• Task description: Say how many lines in the data below contain the word "contributed", and give no other text.

• Entries:
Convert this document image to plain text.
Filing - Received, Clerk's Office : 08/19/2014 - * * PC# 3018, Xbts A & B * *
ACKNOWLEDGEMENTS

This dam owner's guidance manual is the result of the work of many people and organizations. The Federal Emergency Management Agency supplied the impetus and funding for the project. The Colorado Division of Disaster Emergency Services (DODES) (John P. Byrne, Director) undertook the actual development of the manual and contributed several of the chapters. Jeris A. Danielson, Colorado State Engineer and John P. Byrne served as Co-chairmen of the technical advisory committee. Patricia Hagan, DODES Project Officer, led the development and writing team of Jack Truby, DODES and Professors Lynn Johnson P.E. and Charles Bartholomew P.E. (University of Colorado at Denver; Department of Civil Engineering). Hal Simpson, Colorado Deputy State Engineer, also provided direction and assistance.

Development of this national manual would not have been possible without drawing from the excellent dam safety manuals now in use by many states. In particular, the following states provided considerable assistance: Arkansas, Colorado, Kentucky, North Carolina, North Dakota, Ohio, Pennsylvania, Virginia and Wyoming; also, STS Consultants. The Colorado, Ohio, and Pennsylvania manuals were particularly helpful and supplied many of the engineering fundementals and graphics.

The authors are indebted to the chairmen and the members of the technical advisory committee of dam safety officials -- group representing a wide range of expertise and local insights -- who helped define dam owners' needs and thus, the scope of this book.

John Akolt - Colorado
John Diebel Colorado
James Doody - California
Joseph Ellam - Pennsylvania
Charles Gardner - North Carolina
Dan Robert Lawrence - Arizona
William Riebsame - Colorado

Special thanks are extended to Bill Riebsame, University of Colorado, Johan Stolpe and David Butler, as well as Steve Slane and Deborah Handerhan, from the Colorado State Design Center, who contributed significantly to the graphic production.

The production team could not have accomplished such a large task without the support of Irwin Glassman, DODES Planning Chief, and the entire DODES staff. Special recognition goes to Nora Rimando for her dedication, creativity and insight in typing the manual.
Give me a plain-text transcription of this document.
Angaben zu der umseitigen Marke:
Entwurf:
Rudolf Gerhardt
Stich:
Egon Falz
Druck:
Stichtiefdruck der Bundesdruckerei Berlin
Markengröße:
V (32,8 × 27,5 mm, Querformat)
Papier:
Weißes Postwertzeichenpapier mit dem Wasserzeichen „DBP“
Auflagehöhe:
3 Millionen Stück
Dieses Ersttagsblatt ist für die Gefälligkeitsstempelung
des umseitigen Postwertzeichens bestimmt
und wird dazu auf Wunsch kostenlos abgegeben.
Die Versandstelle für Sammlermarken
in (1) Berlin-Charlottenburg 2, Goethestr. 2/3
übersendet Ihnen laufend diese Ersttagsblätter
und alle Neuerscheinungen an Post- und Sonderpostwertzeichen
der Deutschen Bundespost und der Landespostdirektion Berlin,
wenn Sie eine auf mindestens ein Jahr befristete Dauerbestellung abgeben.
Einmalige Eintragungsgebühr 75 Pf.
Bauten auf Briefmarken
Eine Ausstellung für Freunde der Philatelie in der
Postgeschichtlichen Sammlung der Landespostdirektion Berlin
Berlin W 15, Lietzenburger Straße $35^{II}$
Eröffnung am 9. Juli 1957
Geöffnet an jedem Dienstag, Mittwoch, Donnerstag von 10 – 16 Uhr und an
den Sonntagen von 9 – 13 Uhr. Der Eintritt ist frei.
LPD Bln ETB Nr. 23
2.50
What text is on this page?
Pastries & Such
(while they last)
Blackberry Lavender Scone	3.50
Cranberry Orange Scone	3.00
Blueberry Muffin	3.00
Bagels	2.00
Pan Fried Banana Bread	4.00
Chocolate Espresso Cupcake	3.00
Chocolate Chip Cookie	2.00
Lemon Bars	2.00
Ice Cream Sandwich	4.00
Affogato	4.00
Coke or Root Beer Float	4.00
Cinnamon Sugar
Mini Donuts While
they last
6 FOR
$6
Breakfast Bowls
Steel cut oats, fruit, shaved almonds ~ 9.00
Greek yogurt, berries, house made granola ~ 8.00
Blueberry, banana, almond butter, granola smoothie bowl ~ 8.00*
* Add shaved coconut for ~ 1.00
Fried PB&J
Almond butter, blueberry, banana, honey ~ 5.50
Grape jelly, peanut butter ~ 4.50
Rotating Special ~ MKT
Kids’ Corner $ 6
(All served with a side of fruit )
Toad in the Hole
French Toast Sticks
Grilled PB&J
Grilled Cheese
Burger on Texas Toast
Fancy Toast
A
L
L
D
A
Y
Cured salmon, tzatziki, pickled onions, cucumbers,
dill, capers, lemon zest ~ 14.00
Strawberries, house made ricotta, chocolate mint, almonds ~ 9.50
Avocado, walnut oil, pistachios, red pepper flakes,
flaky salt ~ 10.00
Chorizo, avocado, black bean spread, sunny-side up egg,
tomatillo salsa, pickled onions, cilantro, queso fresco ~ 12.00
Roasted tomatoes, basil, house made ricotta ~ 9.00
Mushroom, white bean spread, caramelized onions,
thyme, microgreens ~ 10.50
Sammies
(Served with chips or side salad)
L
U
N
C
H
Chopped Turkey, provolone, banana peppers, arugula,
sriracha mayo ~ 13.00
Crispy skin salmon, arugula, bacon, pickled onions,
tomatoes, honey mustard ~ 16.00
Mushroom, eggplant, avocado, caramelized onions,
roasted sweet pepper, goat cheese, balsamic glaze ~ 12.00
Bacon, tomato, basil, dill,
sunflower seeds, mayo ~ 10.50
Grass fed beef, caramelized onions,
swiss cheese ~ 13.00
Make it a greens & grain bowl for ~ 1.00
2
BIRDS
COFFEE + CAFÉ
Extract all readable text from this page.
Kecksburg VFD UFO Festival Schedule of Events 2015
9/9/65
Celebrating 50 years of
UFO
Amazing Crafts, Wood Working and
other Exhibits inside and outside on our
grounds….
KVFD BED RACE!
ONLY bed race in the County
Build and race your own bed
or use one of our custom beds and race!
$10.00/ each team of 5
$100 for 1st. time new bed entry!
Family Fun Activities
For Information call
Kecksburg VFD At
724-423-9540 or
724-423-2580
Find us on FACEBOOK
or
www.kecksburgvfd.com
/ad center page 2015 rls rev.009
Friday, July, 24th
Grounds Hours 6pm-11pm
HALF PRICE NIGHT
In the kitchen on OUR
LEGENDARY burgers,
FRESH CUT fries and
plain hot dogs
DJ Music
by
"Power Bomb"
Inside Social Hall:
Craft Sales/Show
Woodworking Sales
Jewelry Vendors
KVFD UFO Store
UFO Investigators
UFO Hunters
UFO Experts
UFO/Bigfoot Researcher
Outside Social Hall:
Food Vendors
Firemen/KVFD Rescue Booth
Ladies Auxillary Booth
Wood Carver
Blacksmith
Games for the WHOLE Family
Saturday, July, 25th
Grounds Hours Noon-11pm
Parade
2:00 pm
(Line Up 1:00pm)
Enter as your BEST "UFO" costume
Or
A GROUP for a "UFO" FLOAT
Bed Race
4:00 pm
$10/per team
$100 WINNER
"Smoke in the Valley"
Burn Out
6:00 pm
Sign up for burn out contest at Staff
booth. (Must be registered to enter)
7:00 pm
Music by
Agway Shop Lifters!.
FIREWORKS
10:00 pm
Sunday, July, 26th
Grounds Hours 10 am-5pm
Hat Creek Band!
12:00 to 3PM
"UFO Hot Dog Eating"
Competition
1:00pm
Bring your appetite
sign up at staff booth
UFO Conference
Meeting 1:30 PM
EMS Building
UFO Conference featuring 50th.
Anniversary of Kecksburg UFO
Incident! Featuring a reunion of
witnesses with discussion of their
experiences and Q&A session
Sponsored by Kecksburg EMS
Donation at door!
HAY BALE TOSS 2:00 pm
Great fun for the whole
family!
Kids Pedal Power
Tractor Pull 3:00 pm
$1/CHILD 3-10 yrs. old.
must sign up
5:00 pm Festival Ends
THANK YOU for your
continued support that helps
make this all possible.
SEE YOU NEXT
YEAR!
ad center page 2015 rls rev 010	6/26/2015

• Exercise result: 2